======== Dataset ========

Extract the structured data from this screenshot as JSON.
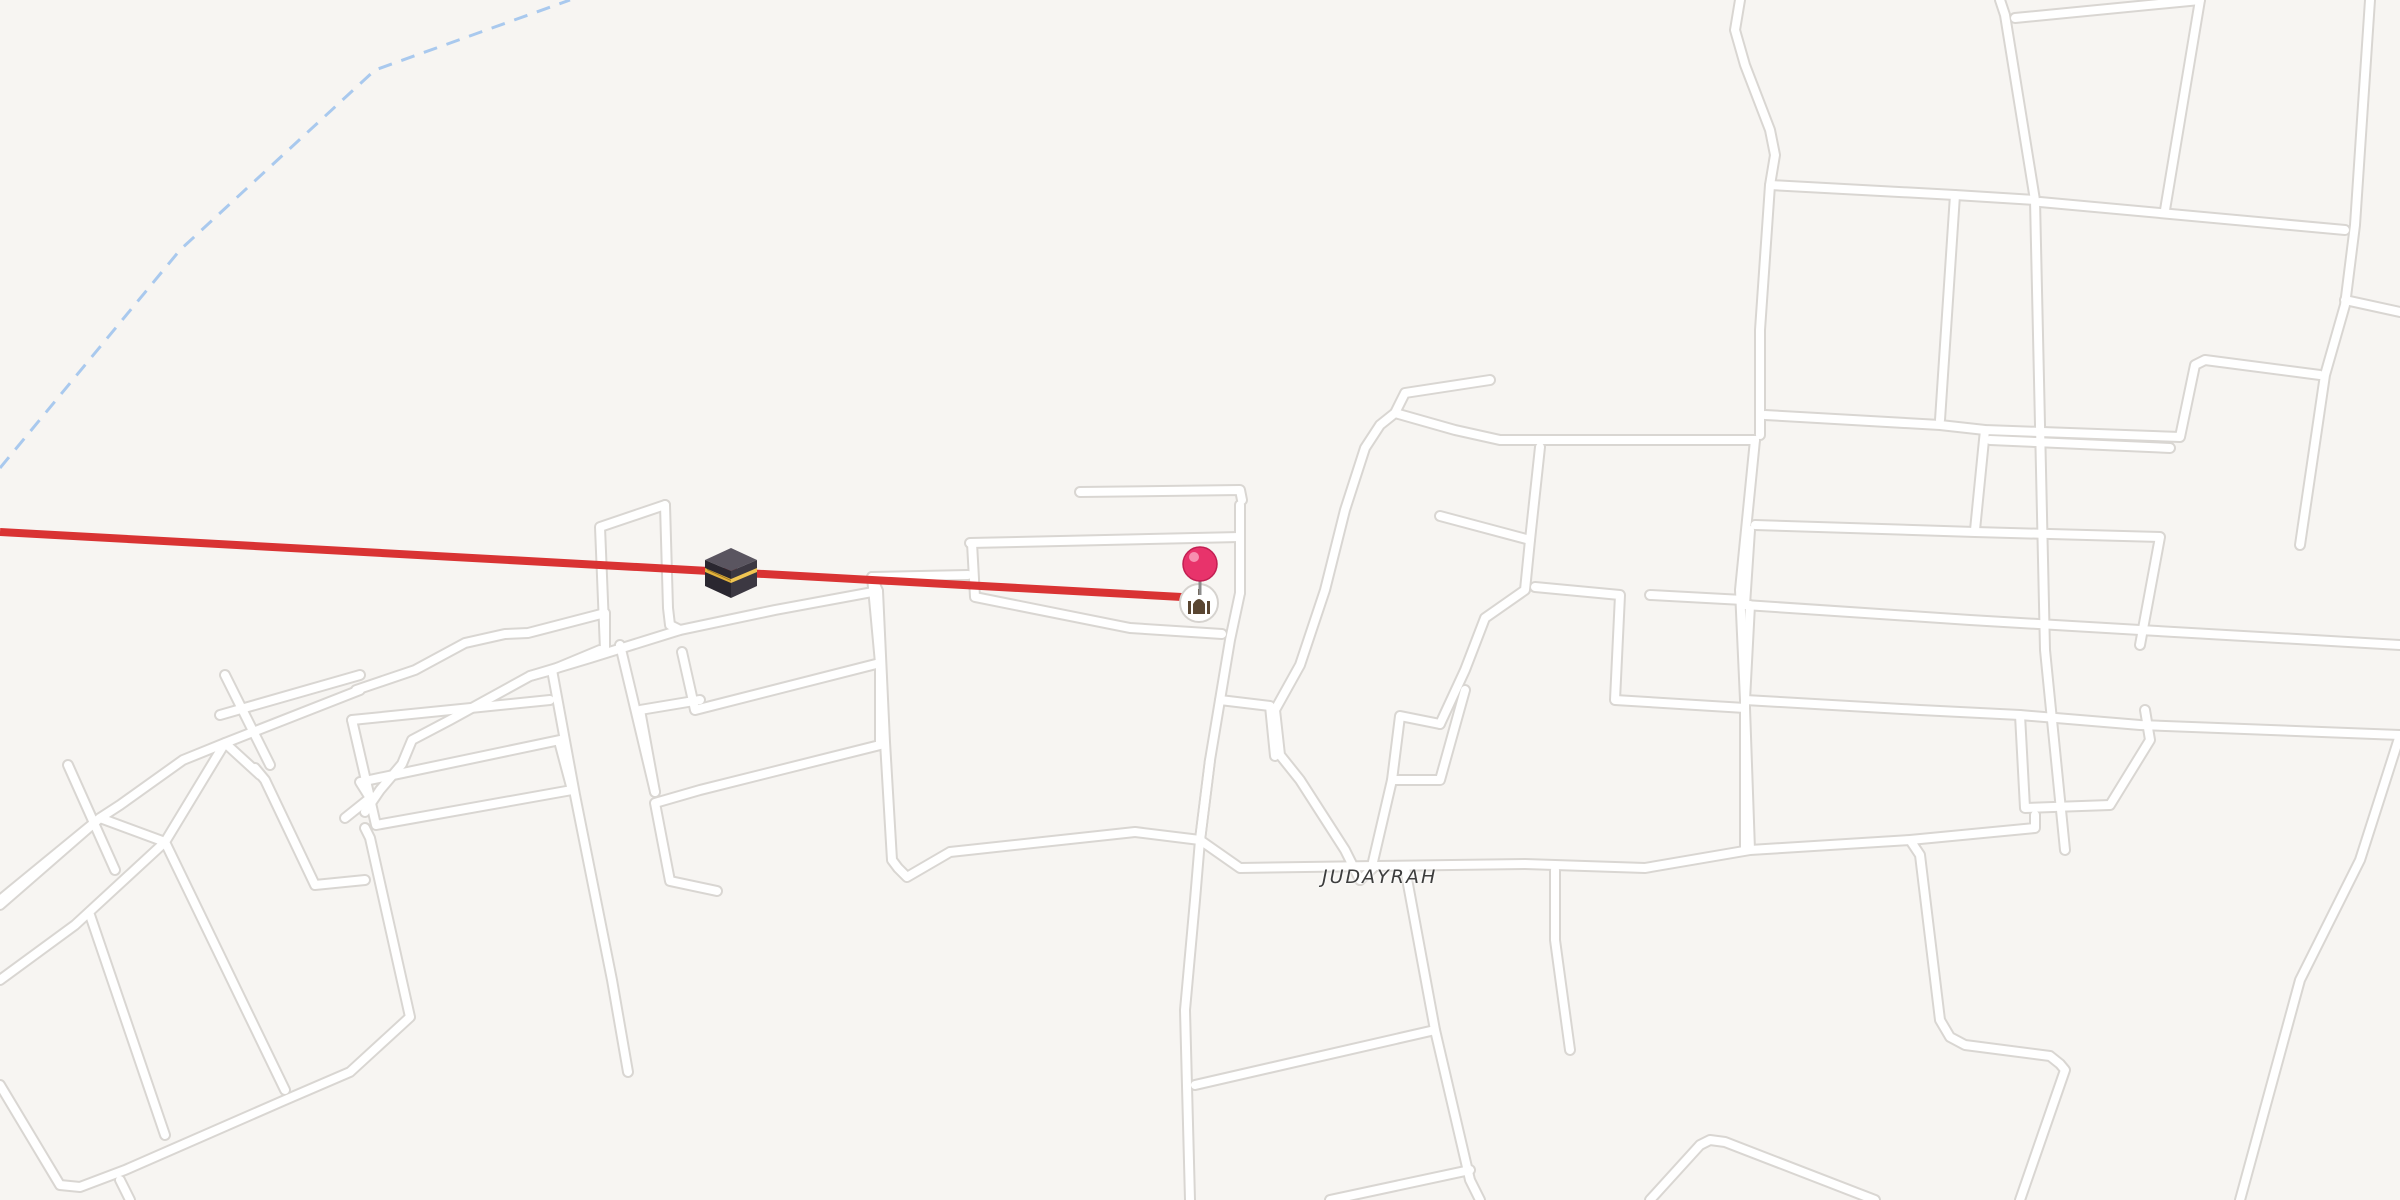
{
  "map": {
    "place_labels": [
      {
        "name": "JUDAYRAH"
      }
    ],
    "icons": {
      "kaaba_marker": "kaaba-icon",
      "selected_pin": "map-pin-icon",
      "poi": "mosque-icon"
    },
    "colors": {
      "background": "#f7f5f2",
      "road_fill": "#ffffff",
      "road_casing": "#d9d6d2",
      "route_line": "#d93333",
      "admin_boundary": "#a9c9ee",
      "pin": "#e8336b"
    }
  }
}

========

**Stated problem:**
Your copy of the data should match it exactly, except that pictures are left out.

**Output for this task:**
Extract the structured data from this screenshot as JSON.
{
  "map": {
    "place_labels": [
      {
        "name": "JUDAYRAH"
      }
    ],
    "icons": {
      "kaaba_marker": "kaaba-icon",
      "selected_pin": "map-pin-icon",
      "poi": "mosque-icon"
    },
    "colors": {
      "background": "#f7f5f2",
      "road_fill": "#ffffff",
      "road_casing": "#d9d6d2",
      "route_line": "#d93333",
      "admin_boundary": "#a9c9ee",
      "pin": "#e8336b"
    }
  }
}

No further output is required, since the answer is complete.